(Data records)
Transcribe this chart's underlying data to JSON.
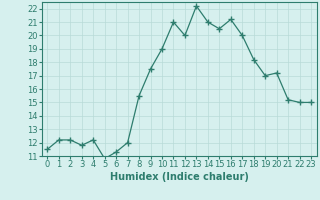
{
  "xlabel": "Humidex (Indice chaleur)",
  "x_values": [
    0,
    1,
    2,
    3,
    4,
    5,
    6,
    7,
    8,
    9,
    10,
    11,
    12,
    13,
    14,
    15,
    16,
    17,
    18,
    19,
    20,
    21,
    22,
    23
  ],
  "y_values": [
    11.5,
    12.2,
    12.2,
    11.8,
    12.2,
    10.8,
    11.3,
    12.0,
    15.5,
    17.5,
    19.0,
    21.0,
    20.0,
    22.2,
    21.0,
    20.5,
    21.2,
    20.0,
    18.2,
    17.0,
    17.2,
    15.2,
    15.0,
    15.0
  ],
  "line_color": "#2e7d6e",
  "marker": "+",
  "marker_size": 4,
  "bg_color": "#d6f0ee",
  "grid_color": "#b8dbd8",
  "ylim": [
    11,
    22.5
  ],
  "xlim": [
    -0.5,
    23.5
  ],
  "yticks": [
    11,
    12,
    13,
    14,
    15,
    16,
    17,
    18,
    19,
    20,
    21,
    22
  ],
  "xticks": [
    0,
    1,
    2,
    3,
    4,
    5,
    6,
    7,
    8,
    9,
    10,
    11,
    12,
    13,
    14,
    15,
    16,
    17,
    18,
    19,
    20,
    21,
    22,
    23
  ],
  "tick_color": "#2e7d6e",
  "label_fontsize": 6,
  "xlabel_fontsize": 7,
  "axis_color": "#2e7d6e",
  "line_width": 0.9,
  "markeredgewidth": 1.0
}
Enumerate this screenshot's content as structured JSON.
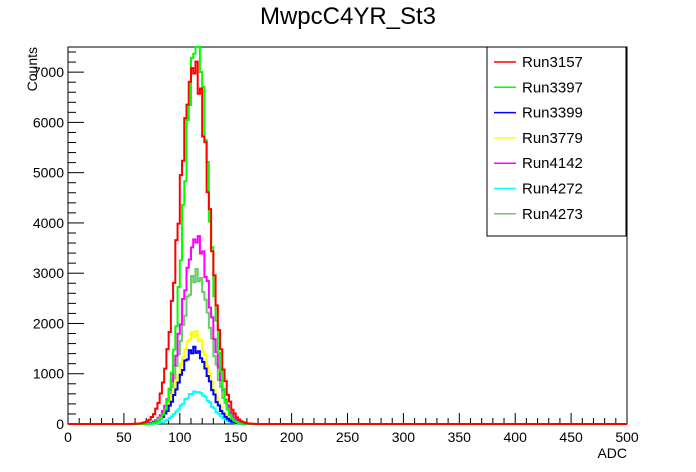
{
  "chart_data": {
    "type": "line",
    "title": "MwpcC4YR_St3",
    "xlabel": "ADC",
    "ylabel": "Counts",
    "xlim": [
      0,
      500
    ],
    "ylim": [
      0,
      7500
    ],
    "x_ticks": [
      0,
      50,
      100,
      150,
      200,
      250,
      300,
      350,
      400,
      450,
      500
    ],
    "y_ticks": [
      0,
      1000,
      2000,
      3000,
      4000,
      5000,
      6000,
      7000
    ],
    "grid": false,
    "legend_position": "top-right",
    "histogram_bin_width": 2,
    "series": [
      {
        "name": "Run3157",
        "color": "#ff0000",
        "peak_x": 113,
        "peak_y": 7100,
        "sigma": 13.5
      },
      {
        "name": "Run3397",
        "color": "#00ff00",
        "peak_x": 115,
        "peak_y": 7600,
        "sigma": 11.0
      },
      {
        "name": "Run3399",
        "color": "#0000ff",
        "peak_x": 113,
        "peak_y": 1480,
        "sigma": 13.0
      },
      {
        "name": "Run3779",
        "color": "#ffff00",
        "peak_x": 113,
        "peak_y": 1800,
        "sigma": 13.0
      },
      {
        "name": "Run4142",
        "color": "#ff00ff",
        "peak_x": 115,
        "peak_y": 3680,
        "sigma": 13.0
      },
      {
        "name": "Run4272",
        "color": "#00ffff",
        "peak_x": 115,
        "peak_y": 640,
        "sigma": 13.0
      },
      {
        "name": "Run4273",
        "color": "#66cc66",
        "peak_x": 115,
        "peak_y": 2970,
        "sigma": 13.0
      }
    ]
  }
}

DESCRIPTION OF THE TASK:
Copy out all of the material exactly as written, without its pictures.

REPLY:
Transcribe this chart's underlying data to JSON.
{
  "xlabel": "Humidex (Indice chaleur)",
  "x_values": [
    0,
    1,
    2,
    3,
    4,
    5,
    6,
    7,
    8,
    9,
    10,
    11,
    12,
    13,
    14,
    15,
    16,
    17,
    18,
    19,
    20,
    21,
    22,
    23
  ],
  "y_values": [
    11.5,
    12.2,
    12.2,
    11.8,
    12.2,
    10.8,
    11.3,
    12.0,
    15.5,
    17.5,
    19.0,
    21.0,
    20.0,
    22.2,
    21.0,
    20.5,
    21.2,
    20.0,
    18.2,
    17.0,
    17.2,
    15.2,
    15.0,
    15.0
  ],
  "line_color": "#2e7d6e",
  "marker": "+",
  "marker_size": 4,
  "bg_color": "#d6f0ee",
  "grid_color": "#b8dbd8",
  "ylim": [
    11,
    22.5
  ],
  "xlim": [
    -0.5,
    23.5
  ],
  "yticks": [
    11,
    12,
    13,
    14,
    15,
    16,
    17,
    18,
    19,
    20,
    21,
    22
  ],
  "xticks": [
    0,
    1,
    2,
    3,
    4,
    5,
    6,
    7,
    8,
    9,
    10,
    11,
    12,
    13,
    14,
    15,
    16,
    17,
    18,
    19,
    20,
    21,
    22,
    23
  ],
  "tick_color": "#2e7d6e",
  "label_fontsize": 6,
  "xlabel_fontsize": 7,
  "axis_color": "#2e7d6e",
  "line_width": 0.9,
  "markeredgewidth": 1.0
}
Enumerate this screenshot's content as structured JSON.
{
  "chart_data": {
    "type": "line",
    "title": "MwpcC4YR_St3",
    "xlabel": "ADC",
    "ylabel": "Counts",
    "xlim": [
      0,
      500
    ],
    "ylim": [
      0,
      7500
    ],
    "x_ticks": [
      0,
      50,
      100,
      150,
      200,
      250,
      300,
      350,
      400,
      450,
      500
    ],
    "y_ticks": [
      0,
      1000,
      2000,
      3000,
      4000,
      5000,
      6000,
      7000
    ],
    "grid": false,
    "legend_position": "top-right",
    "histogram_bin_width": 2,
    "series": [
      {
        "name": "Run3157",
        "color": "#ff0000",
        "peak_x": 113,
        "peak_y": 7100,
        "sigma": 13.5
      },
      {
        "name": "Run3397",
        "color": "#00ff00",
        "peak_x": 115,
        "peak_y": 7600,
        "sigma": 11.0
      },
      {
        "name": "Run3399",
        "color": "#0000ff",
        "peak_x": 113,
        "peak_y": 1480,
        "sigma": 13.0
      },
      {
        "name": "Run3779",
        "color": "#ffff00",
        "peak_x": 113,
        "peak_y": 1800,
        "sigma": 13.0
      },
      {
        "name": "Run4142",
        "color": "#ff00ff",
        "peak_x": 115,
        "peak_y": 3680,
        "sigma": 13.0
      },
      {
        "name": "Run4272",
        "color": "#00ffff",
        "peak_x": 115,
        "peak_y": 640,
        "sigma": 13.0
      },
      {
        "name": "Run4273",
        "color": "#66cc66",
        "peak_x": 115,
        "peak_y": 2970,
        "sigma": 13.0
      }
    ]
  }
}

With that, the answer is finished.